═══ INPUT ═══
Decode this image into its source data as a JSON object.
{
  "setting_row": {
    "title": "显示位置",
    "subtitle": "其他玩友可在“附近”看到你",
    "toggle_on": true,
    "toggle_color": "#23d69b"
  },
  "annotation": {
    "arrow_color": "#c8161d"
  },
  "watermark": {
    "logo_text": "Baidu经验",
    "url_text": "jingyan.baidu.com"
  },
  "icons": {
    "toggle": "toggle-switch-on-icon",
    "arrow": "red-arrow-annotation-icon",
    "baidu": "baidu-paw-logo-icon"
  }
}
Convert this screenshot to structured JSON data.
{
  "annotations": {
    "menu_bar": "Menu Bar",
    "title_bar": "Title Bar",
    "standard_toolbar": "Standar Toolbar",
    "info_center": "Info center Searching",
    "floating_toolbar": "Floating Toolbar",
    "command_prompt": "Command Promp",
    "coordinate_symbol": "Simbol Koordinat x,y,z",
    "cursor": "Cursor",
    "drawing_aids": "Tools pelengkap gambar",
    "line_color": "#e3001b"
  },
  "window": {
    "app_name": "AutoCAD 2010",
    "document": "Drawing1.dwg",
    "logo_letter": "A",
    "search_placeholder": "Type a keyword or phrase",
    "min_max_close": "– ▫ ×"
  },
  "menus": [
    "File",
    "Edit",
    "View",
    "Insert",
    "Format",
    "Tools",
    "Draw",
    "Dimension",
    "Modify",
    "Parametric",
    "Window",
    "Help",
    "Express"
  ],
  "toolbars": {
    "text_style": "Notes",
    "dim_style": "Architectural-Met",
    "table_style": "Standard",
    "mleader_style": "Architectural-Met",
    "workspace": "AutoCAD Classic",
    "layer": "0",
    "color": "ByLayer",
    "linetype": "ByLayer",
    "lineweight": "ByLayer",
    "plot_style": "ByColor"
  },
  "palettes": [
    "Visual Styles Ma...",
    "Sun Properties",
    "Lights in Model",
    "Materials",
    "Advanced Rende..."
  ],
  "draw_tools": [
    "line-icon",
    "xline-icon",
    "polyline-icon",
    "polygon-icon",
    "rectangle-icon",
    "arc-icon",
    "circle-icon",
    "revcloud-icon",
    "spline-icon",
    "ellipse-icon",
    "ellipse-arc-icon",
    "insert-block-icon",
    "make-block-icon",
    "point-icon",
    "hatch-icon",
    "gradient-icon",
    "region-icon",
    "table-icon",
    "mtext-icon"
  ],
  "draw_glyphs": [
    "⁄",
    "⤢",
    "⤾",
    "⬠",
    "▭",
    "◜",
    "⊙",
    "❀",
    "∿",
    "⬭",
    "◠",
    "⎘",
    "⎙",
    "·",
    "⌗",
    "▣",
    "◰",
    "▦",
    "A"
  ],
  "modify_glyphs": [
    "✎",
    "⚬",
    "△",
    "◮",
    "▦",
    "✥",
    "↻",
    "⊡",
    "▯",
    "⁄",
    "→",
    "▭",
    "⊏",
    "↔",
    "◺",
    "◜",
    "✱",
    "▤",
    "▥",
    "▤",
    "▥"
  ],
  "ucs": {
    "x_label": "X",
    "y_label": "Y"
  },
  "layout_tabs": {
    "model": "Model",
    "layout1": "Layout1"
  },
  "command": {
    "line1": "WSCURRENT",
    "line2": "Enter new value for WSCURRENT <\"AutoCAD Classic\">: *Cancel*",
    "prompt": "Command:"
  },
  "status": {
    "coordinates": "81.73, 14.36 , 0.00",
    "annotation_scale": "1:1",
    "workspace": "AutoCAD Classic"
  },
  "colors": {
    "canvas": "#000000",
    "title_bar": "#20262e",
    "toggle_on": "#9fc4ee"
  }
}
═══
Report only how many lines in the entries contain "this".

2